◆ Requirement 1: Retype the blog posts between "i just cant" and "is the worst.", inclusive.
◆ Requirement 2: Extend the blog posts past their last sentence.

◆ Selected text:
*** Block opens ***
AUSTRALIA,UK, AMERICAN? and yea,u think u are ALL THAT, but the fact
is ure just a stupid people that thinks u know everything and u cantell everything. i just can say "HAHA" saying lame things and being so-nice with only the people
that is CLOSE AND BE UR SLAVE,AND DO WHATEVER U SAY is so not me.
i just cant seem hw can u be a lecturer when ure mind is like.....
SO LAMEEEEE, SO OLD.. SO PATHETIC!!!!!

so what if i smoke? so what if i hang out? i still come and study, and do my
best on the exam, and who are to judge by attitude. eventho im spoil but still
i do my task, like everyone, still they do mistake, i did mistake, why im
the only person u complaint? why my attitude is the worst.



FUCK FOR U!! cont later

Thursday, September 3, 2009

so so. nothing to do. again blogging. wth

today i got tips from miss linda for my introduction of hospitality industry.
yeap. so i study a bit,then end up HANA YORI DANGO! :D

i think Boys Over Flower is Better, altho MATSUMOTO still hot,but sorry
darl, i choose LEE MIN HO. (xsure what his name) hehe

thankGod,i watched hana yori dango first then only boys over flower,
bcos after i watched boys over flower i found out JAPANESE version is not
so good, hehe before i thought AWW the best drama . hehehe

and went out with elyas after sungke, and then dyed my hair BLACK.
ahhh . wat the hell, idk that in hospitality industry we can't coloured
our hair, and if u are malay. haha if u're intersional,maybe korean,
its ok for u to colour ur hair. pathetic aite. BITCHESS. i mean the asshole
guys whom i hate the most. AGAIN GUYS! :D

and elyas cut my hair. so here goes my new ugly-cute- hair. kekekeke

Wednesday, September 2, 2009

final

final exam is just in few days :( i havent study ALL. ive been very lazy.
idk why. maybe because of the so-hot-kch or becos of im TOO lazy.
i get my practical,theory,assignment result and its nothing to be proud
of bcos of my stupidity. wtever.

i can't wait for hari raya. bcosss im going to be with the whole family
and its the end of ramdhan. i think,lately, theres been some changes in me.
(just let it be a secret ok) haha.

i dont know why i blog? since i said i don't wanna blog anymore. hehe

having my ramadhan in kch makes me gain weight. haha

ok, i think i'll stop here. im sleepy already. hehe

p/s: i don't wanna go back to genting and sit for my final.

Sunday, August 23, 2009

recently,im not in the mood of blogging.
and i think i dont want to write anymore longer.
*** Block closes ***
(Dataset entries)
*** Block opens ***
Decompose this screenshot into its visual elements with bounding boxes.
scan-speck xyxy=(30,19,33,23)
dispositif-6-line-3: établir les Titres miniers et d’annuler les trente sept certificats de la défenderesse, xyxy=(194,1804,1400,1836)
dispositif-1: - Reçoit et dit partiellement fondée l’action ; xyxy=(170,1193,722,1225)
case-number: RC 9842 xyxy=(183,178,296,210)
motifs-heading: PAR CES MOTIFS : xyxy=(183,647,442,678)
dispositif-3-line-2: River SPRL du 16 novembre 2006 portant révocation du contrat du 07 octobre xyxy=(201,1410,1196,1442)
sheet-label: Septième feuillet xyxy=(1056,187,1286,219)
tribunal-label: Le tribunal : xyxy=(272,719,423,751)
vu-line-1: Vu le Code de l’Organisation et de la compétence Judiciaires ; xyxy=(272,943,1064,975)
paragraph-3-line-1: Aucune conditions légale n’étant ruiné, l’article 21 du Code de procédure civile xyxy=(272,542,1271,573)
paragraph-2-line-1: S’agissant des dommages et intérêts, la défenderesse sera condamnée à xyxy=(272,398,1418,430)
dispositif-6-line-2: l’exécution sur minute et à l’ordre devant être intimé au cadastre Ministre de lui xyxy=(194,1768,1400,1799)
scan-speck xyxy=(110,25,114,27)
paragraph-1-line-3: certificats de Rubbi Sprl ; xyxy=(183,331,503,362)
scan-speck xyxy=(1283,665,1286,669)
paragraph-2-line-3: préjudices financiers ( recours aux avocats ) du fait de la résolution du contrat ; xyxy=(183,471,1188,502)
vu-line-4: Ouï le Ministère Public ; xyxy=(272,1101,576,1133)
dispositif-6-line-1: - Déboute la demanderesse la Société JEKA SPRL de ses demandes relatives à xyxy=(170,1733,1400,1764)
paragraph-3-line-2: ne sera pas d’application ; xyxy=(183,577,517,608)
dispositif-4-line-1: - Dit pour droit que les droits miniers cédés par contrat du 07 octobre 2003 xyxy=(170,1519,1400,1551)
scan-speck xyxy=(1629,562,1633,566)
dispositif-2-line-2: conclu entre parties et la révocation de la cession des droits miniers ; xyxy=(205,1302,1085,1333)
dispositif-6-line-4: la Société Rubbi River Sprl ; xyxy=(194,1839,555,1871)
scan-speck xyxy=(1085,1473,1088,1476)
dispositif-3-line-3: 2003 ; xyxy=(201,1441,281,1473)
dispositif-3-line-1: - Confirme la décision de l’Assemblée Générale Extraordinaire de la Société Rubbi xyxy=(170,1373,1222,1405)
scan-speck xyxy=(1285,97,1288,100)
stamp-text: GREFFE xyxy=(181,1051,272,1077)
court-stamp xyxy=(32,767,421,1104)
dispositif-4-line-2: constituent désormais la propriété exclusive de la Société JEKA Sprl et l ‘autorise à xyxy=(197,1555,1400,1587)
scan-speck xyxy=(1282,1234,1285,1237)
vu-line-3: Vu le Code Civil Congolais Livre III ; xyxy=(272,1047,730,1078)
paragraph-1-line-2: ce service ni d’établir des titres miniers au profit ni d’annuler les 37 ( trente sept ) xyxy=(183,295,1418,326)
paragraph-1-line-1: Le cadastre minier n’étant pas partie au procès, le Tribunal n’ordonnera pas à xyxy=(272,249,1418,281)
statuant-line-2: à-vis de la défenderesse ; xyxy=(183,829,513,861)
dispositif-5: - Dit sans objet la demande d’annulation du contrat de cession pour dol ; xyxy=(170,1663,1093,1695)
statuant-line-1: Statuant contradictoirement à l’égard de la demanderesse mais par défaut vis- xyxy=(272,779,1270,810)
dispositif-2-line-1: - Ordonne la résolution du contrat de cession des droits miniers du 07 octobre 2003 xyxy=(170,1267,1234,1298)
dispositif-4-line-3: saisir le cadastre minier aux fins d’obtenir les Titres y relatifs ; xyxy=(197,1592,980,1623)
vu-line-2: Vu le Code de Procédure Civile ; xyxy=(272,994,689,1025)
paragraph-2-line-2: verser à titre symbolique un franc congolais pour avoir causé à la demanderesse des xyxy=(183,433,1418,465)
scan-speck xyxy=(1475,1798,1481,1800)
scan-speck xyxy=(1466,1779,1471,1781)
*** Block closes ***
◆ Exercise output 1:
i just cant seem hw can u be a lecturer when ure mind is like.....
SO LAMEEEEE, SO OLD.. SO PATHETIC!!!!!

so what if i smoke? so what if i hang out? i still come and study, and do my
best on the exam, and who are to judge by attitude. eventho im spoil but still
i do my task, like everyone, still they do mistake, i did mistake, why im
the only person u complaint? why my attitude is the worst.

◆ Exercise output 2:
its a waste of time. but sometimes i like it.
but now,facebook better :)

im not in the mood of doing anything these days,
maybe i might say since i start my college.
College is sometimes damn interesting bt sometimes
i just feel wanna go back to when im just sitting at
home doing nothing,college is a very damn tiring place.

class,assignment,homework,friends,love ones,party,chefs,
lecturers. everything is so so tiring~!!!!

i just hope i could turn back the time on not think to
much about everything.


SINCE NOWcan make me happy except for being in kuching home sweet home.

Wednesday, July 22, 2009

why do i have to love and then hurt. why i cant love someone
that show me his love. why i choose someone who don't love me,
and just always pissing me off and a jerk..Maybe because of that
im in love with him.Im with this guy but in love with This other
guy.i dont know my life is so damn difficult.i tried to let him out
of my mind and never let him back in my mind.but i can't. to hard
for me.im really2 trully inlove with him. i cant do anything.
everytime im with him,i feel like i dont want any other guys. i just
want him to hold me,talk to me and hold my hands. But actually i tried
to avoid him,wont go everytime he calls.but i can't. something will
make me come to him.why things have to be like this? its really hard
for me to accept.I've been heartbroken since ever! why should i like
someone which i am very sure won't end up with me?im sick of this feelings.
sick of things that never right with me,unfair all the time.But none of
that makes me blame ALLAH. i know he loves me and always give me this
kind of difficult things so i can learn and be more mature.